AIM: Make an exact transcription of the material, leaving out all images.

INFORMATION GIVEN:

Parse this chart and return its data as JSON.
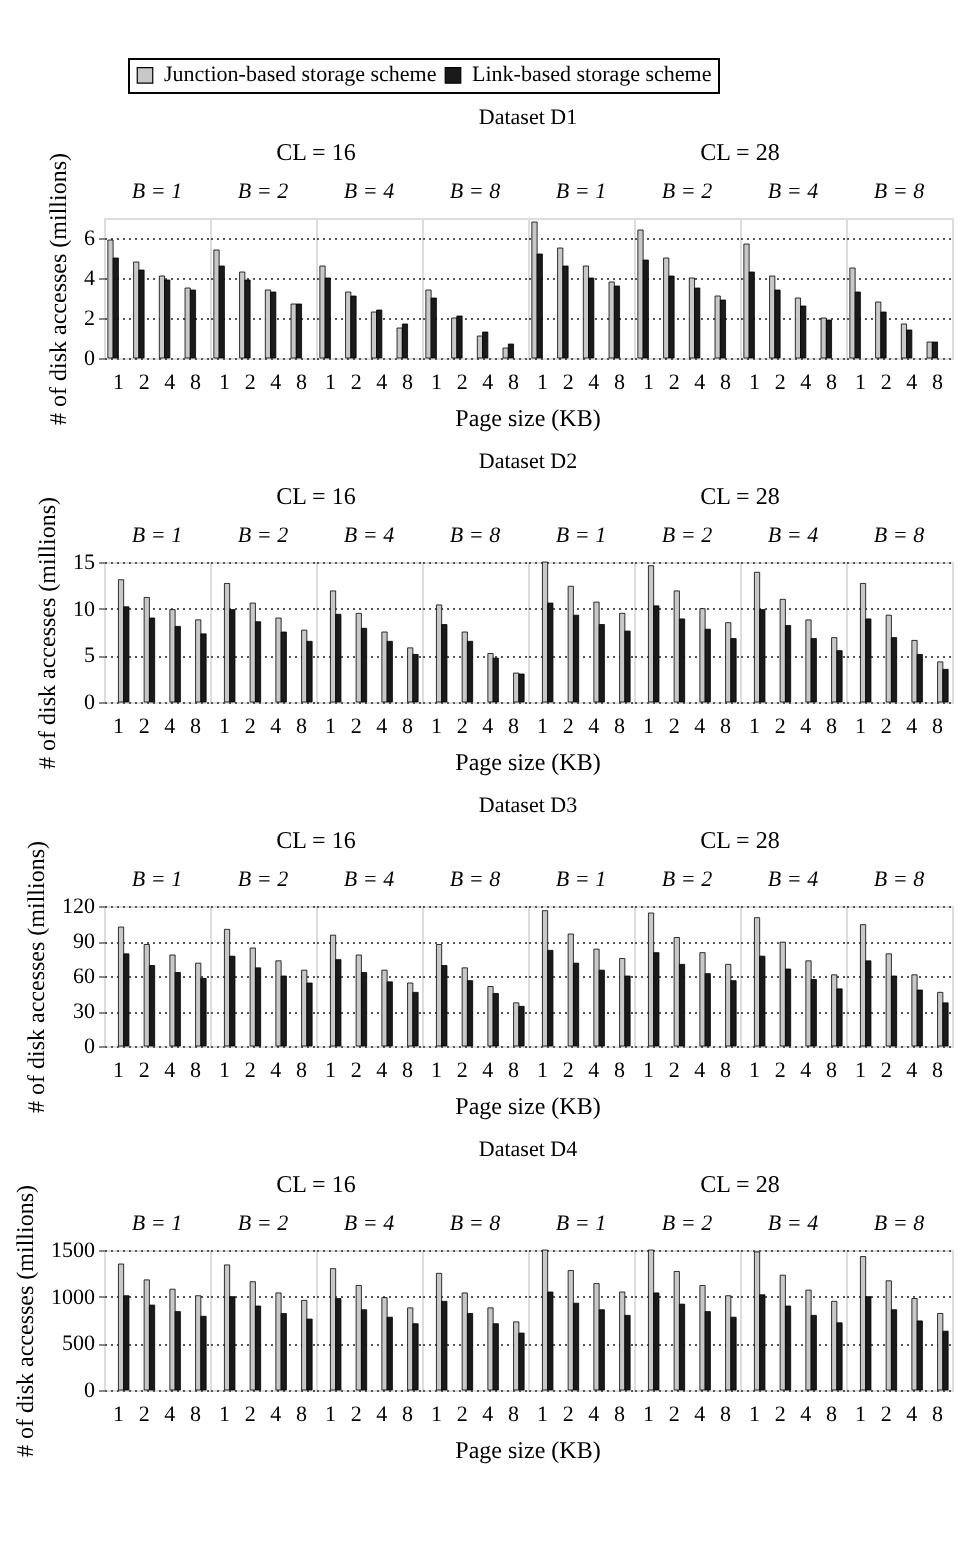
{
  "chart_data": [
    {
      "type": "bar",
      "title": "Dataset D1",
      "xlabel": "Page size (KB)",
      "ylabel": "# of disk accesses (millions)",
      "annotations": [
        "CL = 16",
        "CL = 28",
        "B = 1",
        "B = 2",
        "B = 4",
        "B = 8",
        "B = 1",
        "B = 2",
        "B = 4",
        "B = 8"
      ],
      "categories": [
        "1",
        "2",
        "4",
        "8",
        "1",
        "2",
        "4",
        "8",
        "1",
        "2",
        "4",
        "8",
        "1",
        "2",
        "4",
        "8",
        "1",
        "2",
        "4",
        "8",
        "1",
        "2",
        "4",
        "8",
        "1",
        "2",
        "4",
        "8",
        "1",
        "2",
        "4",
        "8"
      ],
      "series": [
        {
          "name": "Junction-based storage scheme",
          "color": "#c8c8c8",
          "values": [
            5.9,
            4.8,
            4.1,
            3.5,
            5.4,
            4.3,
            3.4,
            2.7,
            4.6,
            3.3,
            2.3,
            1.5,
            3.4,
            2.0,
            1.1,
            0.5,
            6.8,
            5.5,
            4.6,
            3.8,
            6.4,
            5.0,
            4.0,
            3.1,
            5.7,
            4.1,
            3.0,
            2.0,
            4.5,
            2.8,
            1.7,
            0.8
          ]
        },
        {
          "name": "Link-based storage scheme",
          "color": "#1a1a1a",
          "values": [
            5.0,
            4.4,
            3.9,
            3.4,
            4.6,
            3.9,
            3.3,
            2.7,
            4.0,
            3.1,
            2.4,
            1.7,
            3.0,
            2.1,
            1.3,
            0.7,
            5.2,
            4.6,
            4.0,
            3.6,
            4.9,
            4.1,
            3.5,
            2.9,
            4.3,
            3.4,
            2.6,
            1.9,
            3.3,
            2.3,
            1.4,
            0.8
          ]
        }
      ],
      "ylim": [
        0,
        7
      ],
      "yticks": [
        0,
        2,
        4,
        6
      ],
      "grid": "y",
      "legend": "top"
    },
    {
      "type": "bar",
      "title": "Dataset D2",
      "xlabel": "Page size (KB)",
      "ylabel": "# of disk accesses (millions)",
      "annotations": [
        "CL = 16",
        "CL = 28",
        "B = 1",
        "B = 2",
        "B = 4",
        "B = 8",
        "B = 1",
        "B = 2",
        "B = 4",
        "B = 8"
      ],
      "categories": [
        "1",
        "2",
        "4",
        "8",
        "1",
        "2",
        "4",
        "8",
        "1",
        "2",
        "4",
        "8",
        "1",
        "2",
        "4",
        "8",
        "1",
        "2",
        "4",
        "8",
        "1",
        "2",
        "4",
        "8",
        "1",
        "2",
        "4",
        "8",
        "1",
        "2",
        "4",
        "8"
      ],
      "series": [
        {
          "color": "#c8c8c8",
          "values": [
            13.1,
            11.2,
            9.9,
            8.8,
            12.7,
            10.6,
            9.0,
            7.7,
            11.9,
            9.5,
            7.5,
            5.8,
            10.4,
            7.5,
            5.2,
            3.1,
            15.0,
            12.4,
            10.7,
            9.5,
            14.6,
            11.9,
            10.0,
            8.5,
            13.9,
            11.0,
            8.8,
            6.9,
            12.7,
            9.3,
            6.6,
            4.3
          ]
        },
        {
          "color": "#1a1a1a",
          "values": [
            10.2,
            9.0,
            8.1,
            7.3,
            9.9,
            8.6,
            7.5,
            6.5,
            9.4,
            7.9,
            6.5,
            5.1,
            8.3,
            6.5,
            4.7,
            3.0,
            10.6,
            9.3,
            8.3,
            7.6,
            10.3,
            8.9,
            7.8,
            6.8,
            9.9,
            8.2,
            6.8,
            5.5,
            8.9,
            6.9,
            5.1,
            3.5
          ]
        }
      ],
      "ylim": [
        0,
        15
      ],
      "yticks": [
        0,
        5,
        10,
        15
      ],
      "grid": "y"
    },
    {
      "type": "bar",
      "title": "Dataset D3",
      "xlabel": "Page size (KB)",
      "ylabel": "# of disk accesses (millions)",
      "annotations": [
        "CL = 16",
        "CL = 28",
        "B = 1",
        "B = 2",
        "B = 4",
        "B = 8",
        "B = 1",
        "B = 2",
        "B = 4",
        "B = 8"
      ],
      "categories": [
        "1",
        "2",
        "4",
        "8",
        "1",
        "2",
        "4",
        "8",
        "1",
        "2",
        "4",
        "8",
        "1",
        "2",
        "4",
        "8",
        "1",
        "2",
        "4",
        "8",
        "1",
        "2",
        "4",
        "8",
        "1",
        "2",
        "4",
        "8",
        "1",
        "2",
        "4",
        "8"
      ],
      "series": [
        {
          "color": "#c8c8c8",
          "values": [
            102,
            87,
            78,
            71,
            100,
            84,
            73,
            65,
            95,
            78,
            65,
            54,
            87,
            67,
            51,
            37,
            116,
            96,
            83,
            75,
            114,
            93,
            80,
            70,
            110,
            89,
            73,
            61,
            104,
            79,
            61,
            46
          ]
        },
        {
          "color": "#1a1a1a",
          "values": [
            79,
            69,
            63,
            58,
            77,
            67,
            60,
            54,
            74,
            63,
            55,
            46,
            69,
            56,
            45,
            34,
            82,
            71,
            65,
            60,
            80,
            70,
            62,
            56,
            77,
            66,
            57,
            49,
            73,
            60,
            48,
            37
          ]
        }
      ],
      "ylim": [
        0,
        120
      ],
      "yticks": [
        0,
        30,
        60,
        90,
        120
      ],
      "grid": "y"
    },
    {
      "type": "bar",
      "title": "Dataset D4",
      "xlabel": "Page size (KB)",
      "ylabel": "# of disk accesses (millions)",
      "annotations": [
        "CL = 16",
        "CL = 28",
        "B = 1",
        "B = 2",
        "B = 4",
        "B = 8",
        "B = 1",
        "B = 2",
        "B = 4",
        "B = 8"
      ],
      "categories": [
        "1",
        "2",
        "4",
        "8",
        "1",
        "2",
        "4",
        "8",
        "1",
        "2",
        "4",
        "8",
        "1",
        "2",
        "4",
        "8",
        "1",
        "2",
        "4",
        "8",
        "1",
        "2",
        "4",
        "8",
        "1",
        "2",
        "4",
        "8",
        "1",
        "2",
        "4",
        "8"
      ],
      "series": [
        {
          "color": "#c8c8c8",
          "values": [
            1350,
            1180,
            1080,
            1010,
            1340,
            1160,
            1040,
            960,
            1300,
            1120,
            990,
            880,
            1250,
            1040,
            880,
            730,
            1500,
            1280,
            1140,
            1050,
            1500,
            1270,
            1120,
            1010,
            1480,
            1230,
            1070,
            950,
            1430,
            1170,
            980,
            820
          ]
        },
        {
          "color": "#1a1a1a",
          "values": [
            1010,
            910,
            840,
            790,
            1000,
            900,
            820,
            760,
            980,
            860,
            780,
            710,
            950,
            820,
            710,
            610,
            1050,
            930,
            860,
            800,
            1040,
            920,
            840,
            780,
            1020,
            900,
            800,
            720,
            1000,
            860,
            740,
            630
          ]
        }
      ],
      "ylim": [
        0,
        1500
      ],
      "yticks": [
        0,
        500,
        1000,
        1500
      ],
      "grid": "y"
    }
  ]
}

REPLY:
Parse this chart and return its data as JSON.
{
  "chart_data": [
    {
      "type": "bar",
      "title": "Dataset D1",
      "xlabel": "Page size (KB)",
      "ylabel": "# of disk accesses (millions)",
      "annotations": [
        "CL = 16",
        "CL = 28",
        "B = 1",
        "B = 2",
        "B = 4",
        "B = 8",
        "B = 1",
        "B = 2",
        "B = 4",
        "B = 8"
      ],
      "categories": [
        "1",
        "2",
        "4",
        "8",
        "1",
        "2",
        "4",
        "8",
        "1",
        "2",
        "4",
        "8",
        "1",
        "2",
        "4",
        "8",
        "1",
        "2",
        "4",
        "8",
        "1",
        "2",
        "4",
        "8",
        "1",
        "2",
        "4",
        "8",
        "1",
        "2",
        "4",
        "8"
      ],
      "series": [
        {
          "name": "Junction-based storage scheme",
          "color": "#c8c8c8",
          "values": [
            5.9,
            4.8,
            4.1,
            3.5,
            5.4,
            4.3,
            3.4,
            2.7,
            4.6,
            3.3,
            2.3,
            1.5,
            3.4,
            2.0,
            1.1,
            0.5,
            6.8,
            5.5,
            4.6,
            3.8,
            6.4,
            5.0,
            4.0,
            3.1,
            5.7,
            4.1,
            3.0,
            2.0,
            4.5,
            2.8,
            1.7,
            0.8
          ]
        },
        {
          "name": "Link-based storage scheme",
          "color": "#1a1a1a",
          "values": [
            5.0,
            4.4,
            3.9,
            3.4,
            4.6,
            3.9,
            3.3,
            2.7,
            4.0,
            3.1,
            2.4,
            1.7,
            3.0,
            2.1,
            1.3,
            0.7,
            5.2,
            4.6,
            4.0,
            3.6,
            4.9,
            4.1,
            3.5,
            2.9,
            4.3,
            3.4,
            2.6,
            1.9,
            3.3,
            2.3,
            1.4,
            0.8
          ]
        }
      ],
      "ylim": [
        0,
        7
      ],
      "yticks": [
        0,
        2,
        4,
        6
      ],
      "grid": "y",
      "legend": "top"
    },
    {
      "type": "bar",
      "title": "Dataset D2",
      "xlabel": "Page size (KB)",
      "ylabel": "# of disk accesses (millions)",
      "annotations": [
        "CL = 16",
        "CL = 28",
        "B = 1",
        "B = 2",
        "B = 4",
        "B = 8",
        "B = 1",
        "B = 2",
        "B = 4",
        "B = 8"
      ],
      "categories": [
        "1",
        "2",
        "4",
        "8",
        "1",
        "2",
        "4",
        "8",
        "1",
        "2",
        "4",
        "8",
        "1",
        "2",
        "4",
        "8",
        "1",
        "2",
        "4",
        "8",
        "1",
        "2",
        "4",
        "8",
        "1",
        "2",
        "4",
        "8",
        "1",
        "2",
        "4",
        "8"
      ],
      "series": [
        {
          "color": "#c8c8c8",
          "values": [
            13.1,
            11.2,
            9.9,
            8.8,
            12.7,
            10.6,
            9.0,
            7.7,
            11.9,
            9.5,
            7.5,
            5.8,
            10.4,
            7.5,
            5.2,
            3.1,
            15.0,
            12.4,
            10.7,
            9.5,
            14.6,
            11.9,
            10.0,
            8.5,
            13.9,
            11.0,
            8.8,
            6.9,
            12.7,
            9.3,
            6.6,
            4.3
          ]
        },
        {
          "color": "#1a1a1a",
          "values": [
            10.2,
            9.0,
            8.1,
            7.3,
            9.9,
            8.6,
            7.5,
            6.5,
            9.4,
            7.9,
            6.5,
            5.1,
            8.3,
            6.5,
            4.7,
            3.0,
            10.6,
            9.3,
            8.3,
            7.6,
            10.3,
            8.9,
            7.8,
            6.8,
            9.9,
            8.2,
            6.8,
            5.5,
            8.9,
            6.9,
            5.1,
            3.5
          ]
        }
      ],
      "ylim": [
        0,
        15
      ],
      "yticks": [
        0,
        5,
        10,
        15
      ],
      "grid": "y"
    },
    {
      "type": "bar",
      "title": "Dataset D3",
      "xlabel": "Page size (KB)",
      "ylabel": "# of disk accesses (millions)",
      "annotations": [
        "CL = 16",
        "CL = 28",
        "B = 1",
        "B = 2",
        "B = 4",
        "B = 8",
        "B = 1",
        "B = 2",
        "B = 4",
        "B = 8"
      ],
      "categories": [
        "1",
        "2",
        "4",
        "8",
        "1",
        "2",
        "4",
        "8",
        "1",
        "2",
        "4",
        "8",
        "1",
        "2",
        "4",
        "8",
        "1",
        "2",
        "4",
        "8",
        "1",
        "2",
        "4",
        "8",
        "1",
        "2",
        "4",
        "8",
        "1",
        "2",
        "4",
        "8"
      ],
      "series": [
        {
          "color": "#c8c8c8",
          "values": [
            102,
            87,
            78,
            71,
            100,
            84,
            73,
            65,
            95,
            78,
            65,
            54,
            87,
            67,
            51,
            37,
            116,
            96,
            83,
            75,
            114,
            93,
            80,
            70,
            110,
            89,
            73,
            61,
            104,
            79,
            61,
            46
          ]
        },
        {
          "color": "#1a1a1a",
          "values": [
            79,
            69,
            63,
            58,
            77,
            67,
            60,
            54,
            74,
            63,
            55,
            46,
            69,
            56,
            45,
            34,
            82,
            71,
            65,
            60,
            80,
            70,
            62,
            56,
            77,
            66,
            57,
            49,
            73,
            60,
            48,
            37
          ]
        }
      ],
      "ylim": [
        0,
        120
      ],
      "yticks": [
        0,
        30,
        60,
        90,
        120
      ],
      "grid": "y"
    },
    {
      "type": "bar",
      "title": "Dataset D4",
      "xlabel": "Page size (KB)",
      "ylabel": "# of disk accesses (millions)",
      "annotations": [
        "CL = 16",
        "CL = 28",
        "B = 1",
        "B = 2",
        "B = 4",
        "B = 8",
        "B = 1",
        "B = 2",
        "B = 4",
        "B = 8"
      ],
      "categories": [
        "1",
        "2",
        "4",
        "8",
        "1",
        "2",
        "4",
        "8",
        "1",
        "2",
        "4",
        "8",
        "1",
        "2",
        "4",
        "8",
        "1",
        "2",
        "4",
        "8",
        "1",
        "2",
        "4",
        "8",
        "1",
        "2",
        "4",
        "8",
        "1",
        "2",
        "4",
        "8"
      ],
      "series": [
        {
          "color": "#c8c8c8",
          "values": [
            1350,
            1180,
            1080,
            1010,
            1340,
            1160,
            1040,
            960,
            1300,
            1120,
            990,
            880,
            1250,
            1040,
            880,
            730,
            1500,
            1280,
            1140,
            1050,
            1500,
            1270,
            1120,
            1010,
            1480,
            1230,
            1070,
            950,
            1430,
            1170,
            980,
            820
          ]
        },
        {
          "color": "#1a1a1a",
          "values": [
            1010,
            910,
            840,
            790,
            1000,
            900,
            820,
            760,
            980,
            860,
            780,
            710,
            950,
            820,
            710,
            610,
            1050,
            930,
            860,
            800,
            1040,
            920,
            840,
            780,
            1020,
            900,
            800,
            720,
            1000,
            860,
            740,
            630
          ]
        }
      ],
      "ylim": [
        0,
        1500
      ],
      "yticks": [
        0,
        500,
        1000,
        1500
      ],
      "grid": "y"
    }
  ]
}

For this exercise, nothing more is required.